* **Stated task**: Omit the images. Copy each entry word for word.

(Dataset rows)
══════════

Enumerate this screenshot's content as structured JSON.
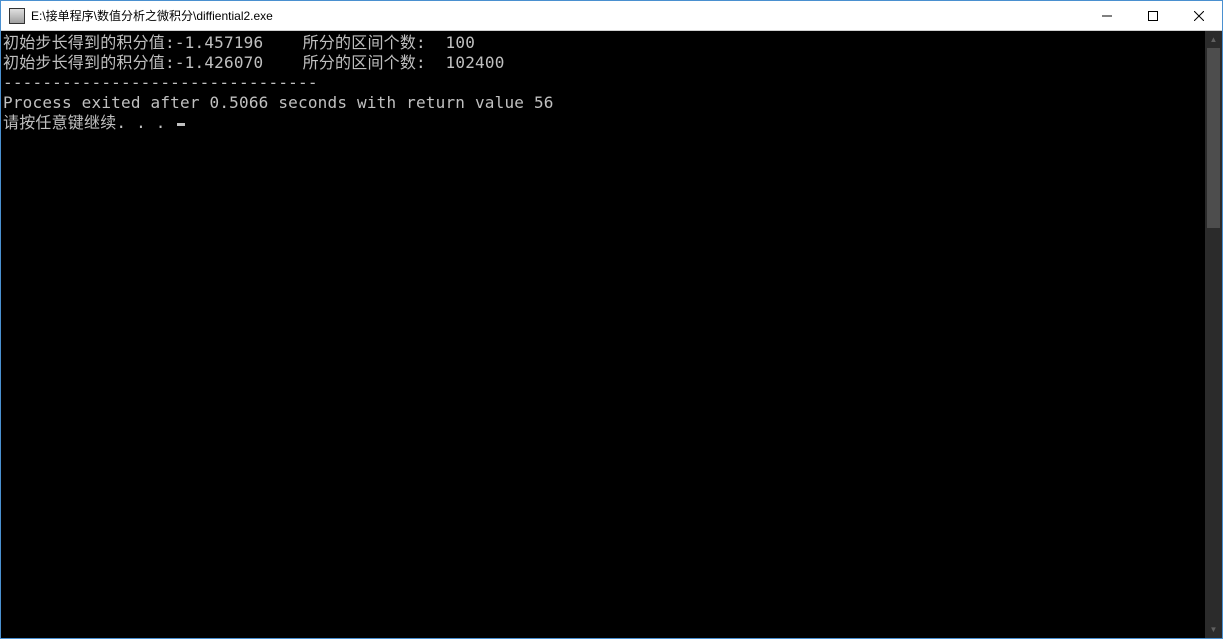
{
  "window": {
    "title": "E:\\接单程序\\数值分析之微积分\\diffiential2.exe"
  },
  "console": {
    "lines": [
      "初始步长得到的积分值:-1.457196    所分的区间个数:  100",
      "初始步长得到的积分值:-1.426070    所分的区间个数:  102400",
      "",
      "--------------------------------",
      "Process exited after 0.5066 seconds with return value 56"
    ],
    "prompt": "请按任意键继续. . . "
  }
}
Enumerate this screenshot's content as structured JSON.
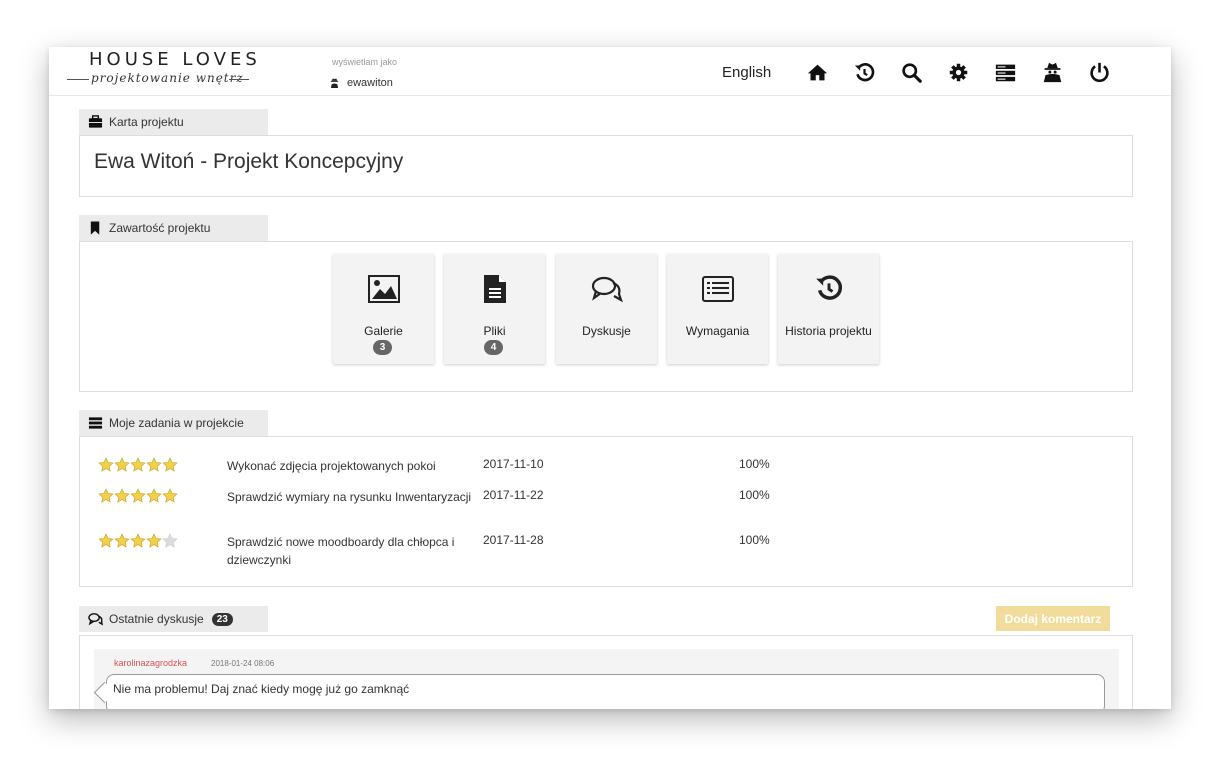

══════════

* **Answer to the exercise**:
Enumerate this screenshot's content as structured JSON.
{
  "window": {
    "title": "E:\\接单程序\\数值分析之微积分\\diffiential2.exe"
  },
  "console": {
    "lines": [
      "初始步长得到的积分值:-1.457196    所分的区间个数:  100",
      "初始步长得到的积分值:-1.426070    所分的区间个数:  102400",
      "",
      "--------------------------------",
      "Process exited after 0.5066 seconds with return value 56"
    ],
    "prompt": "请按任意键继续. . . "
  }
}
Enumerate this screenshot's content as structured JSON.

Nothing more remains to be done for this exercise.